Wherever a line holds the word "name", copy that line out.

#####

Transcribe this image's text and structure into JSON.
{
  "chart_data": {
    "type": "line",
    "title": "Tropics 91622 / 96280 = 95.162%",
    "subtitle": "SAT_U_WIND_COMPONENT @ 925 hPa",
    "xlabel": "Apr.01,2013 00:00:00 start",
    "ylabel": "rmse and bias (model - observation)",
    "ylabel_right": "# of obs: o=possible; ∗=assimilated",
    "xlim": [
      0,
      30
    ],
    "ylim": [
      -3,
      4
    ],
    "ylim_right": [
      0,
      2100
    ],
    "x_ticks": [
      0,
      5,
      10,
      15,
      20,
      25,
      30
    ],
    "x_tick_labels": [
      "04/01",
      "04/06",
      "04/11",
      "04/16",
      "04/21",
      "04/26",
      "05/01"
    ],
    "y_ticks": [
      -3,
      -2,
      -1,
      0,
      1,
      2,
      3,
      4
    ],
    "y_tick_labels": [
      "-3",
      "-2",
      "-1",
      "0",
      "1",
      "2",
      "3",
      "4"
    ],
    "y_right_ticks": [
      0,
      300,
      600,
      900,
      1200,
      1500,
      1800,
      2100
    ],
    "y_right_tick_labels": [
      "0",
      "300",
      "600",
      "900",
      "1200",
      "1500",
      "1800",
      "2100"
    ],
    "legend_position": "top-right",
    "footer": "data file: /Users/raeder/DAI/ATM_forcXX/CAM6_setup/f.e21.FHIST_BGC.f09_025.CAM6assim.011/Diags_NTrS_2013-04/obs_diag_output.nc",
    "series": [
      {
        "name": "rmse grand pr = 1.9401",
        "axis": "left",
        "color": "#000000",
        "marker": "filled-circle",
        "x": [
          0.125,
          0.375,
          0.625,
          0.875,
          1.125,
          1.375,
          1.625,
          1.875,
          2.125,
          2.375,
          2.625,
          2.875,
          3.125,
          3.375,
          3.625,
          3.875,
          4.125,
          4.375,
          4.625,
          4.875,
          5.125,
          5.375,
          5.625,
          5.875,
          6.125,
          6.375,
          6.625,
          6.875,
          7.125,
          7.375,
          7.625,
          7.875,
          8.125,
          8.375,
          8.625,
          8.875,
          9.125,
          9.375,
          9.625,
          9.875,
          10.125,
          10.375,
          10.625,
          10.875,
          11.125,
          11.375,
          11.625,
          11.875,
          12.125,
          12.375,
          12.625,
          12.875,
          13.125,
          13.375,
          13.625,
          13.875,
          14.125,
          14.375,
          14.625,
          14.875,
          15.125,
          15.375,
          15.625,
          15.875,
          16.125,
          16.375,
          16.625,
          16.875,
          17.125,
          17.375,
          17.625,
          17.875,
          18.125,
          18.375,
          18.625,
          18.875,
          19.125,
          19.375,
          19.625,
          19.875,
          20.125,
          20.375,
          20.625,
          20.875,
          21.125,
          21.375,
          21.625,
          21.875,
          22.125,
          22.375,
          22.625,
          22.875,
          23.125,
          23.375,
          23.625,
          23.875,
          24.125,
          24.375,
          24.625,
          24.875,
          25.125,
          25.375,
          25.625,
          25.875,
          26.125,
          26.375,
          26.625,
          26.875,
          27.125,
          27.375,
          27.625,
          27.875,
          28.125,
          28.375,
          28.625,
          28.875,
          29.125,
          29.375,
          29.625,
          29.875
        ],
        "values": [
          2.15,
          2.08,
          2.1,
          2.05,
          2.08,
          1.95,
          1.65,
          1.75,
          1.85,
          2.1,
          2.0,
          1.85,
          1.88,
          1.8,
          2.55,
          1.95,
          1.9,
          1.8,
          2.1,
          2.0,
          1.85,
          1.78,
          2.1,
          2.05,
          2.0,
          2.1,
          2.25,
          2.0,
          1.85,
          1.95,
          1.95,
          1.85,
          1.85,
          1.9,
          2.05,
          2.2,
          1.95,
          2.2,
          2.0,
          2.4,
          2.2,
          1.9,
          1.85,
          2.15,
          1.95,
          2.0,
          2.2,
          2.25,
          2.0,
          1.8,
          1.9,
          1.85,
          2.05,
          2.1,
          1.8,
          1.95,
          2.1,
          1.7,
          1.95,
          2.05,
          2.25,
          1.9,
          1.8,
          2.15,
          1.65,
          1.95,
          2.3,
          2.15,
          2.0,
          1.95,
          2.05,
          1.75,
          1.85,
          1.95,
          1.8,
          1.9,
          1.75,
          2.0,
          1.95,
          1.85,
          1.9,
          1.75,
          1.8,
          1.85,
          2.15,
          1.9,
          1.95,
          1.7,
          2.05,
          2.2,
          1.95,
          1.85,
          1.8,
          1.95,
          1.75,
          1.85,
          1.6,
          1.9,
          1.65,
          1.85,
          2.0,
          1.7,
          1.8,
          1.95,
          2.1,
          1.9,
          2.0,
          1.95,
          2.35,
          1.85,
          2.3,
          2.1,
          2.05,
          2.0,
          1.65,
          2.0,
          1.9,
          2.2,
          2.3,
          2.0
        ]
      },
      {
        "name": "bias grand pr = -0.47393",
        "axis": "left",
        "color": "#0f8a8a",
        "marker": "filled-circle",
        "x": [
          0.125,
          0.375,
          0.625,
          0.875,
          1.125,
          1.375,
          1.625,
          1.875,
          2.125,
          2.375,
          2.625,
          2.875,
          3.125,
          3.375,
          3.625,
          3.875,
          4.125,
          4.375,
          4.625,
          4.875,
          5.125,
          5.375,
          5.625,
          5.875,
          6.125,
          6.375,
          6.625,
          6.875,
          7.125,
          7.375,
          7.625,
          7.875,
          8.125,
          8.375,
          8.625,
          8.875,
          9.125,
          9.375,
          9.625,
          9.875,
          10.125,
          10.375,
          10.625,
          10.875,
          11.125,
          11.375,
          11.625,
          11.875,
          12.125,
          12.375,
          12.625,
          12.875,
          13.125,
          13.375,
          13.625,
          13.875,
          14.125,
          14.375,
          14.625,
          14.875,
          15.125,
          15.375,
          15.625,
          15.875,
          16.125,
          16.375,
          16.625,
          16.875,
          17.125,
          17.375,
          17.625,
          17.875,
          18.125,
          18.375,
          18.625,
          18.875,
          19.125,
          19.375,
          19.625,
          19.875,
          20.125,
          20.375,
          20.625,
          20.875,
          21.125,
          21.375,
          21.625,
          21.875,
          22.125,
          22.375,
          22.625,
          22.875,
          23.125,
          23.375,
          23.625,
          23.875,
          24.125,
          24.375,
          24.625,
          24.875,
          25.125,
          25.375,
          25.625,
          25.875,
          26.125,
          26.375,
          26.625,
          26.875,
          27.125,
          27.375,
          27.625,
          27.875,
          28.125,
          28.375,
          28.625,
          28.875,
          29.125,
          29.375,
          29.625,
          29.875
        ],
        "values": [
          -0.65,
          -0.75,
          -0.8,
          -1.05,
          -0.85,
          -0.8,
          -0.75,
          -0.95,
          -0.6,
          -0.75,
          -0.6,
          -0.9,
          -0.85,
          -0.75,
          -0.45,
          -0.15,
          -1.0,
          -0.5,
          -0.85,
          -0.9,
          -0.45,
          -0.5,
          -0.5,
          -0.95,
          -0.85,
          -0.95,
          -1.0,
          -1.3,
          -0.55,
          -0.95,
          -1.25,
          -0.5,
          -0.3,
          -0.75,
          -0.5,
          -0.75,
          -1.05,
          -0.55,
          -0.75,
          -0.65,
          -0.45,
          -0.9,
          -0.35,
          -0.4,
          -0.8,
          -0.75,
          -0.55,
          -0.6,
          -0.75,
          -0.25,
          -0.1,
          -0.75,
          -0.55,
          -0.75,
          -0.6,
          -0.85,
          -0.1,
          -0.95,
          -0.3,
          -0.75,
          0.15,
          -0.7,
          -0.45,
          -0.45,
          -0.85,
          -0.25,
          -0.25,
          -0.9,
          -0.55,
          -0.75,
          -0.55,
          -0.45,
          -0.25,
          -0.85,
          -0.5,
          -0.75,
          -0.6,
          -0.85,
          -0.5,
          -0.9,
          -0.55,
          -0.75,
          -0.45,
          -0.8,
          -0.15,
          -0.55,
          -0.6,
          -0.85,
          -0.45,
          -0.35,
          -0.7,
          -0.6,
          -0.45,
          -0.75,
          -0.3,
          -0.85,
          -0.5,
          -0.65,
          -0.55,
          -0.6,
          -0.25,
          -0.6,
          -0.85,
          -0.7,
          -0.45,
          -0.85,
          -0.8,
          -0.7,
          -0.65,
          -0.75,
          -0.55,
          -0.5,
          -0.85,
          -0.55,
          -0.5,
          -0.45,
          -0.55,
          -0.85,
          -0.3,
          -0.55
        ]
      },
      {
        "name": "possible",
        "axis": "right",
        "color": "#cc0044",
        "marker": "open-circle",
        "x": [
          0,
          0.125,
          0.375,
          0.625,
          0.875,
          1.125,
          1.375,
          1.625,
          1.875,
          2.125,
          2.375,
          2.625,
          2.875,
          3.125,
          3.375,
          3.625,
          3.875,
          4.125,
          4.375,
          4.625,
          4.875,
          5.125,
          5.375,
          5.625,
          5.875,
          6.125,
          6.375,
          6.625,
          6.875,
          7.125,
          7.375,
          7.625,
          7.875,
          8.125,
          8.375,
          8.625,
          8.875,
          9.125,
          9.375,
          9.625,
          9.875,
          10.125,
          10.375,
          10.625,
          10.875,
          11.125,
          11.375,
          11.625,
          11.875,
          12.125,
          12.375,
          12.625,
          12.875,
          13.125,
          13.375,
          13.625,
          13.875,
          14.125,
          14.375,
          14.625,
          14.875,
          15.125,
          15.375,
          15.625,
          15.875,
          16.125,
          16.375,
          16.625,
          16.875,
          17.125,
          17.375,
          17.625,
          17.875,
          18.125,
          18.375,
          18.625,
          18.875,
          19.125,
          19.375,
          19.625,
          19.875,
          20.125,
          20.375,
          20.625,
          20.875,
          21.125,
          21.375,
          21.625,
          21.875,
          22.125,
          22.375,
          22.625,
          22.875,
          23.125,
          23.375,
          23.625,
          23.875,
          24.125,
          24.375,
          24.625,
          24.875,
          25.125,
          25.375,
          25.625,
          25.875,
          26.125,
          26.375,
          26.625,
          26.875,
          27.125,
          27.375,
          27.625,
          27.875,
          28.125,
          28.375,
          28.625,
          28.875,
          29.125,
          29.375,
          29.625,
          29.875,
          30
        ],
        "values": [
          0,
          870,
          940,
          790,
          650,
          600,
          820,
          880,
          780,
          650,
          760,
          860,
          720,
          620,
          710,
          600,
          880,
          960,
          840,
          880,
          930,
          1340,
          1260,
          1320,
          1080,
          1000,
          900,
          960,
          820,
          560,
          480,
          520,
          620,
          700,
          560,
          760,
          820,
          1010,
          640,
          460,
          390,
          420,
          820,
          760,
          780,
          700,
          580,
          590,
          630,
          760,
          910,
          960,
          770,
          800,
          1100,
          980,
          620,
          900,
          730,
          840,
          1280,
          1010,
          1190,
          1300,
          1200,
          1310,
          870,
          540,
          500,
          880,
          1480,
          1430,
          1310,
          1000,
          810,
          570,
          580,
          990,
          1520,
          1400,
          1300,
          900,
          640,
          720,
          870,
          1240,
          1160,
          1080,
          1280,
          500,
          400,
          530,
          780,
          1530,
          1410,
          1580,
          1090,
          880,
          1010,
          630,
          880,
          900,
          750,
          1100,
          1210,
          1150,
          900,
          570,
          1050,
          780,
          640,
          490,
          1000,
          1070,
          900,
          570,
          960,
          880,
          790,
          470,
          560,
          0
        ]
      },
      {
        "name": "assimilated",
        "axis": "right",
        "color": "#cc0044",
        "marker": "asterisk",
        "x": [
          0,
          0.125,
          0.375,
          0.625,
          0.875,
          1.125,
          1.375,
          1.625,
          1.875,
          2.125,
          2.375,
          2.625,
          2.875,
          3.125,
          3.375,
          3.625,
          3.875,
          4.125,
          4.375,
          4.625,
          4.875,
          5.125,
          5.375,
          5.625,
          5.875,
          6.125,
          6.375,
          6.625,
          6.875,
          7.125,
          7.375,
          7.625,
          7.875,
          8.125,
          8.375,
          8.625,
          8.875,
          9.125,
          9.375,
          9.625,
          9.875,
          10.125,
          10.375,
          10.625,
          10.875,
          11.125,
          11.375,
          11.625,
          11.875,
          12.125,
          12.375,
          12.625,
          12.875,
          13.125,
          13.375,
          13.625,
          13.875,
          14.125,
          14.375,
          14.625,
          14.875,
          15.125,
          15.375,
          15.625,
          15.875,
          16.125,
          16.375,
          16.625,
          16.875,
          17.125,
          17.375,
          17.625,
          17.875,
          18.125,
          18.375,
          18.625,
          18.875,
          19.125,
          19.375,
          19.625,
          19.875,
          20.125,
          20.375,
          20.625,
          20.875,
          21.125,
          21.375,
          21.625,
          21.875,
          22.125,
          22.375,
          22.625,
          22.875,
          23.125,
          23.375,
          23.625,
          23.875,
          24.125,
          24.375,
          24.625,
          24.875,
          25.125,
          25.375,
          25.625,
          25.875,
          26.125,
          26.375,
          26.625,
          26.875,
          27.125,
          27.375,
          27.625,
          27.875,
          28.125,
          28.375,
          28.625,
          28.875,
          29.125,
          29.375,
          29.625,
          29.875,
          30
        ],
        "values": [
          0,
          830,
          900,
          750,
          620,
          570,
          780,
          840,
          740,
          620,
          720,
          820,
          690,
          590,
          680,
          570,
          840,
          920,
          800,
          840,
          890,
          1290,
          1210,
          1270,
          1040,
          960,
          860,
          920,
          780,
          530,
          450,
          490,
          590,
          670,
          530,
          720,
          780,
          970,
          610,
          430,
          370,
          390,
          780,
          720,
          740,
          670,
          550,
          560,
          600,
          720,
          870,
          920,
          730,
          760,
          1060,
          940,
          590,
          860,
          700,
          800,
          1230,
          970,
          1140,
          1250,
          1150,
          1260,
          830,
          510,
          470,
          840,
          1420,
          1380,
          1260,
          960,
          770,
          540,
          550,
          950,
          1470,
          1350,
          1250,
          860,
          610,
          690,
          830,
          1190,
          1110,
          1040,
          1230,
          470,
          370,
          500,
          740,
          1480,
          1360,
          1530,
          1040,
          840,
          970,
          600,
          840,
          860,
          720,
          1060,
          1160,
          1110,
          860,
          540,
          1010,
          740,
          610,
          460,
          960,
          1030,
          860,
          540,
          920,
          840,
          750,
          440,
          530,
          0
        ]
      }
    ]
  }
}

#####

■ **RIGHT ANSWER**
        "name": "rmse grand pr = 1.9401",
        "name": "bias grand pr = -0.47393",
        "name": "possible",
        "name": "assimilated",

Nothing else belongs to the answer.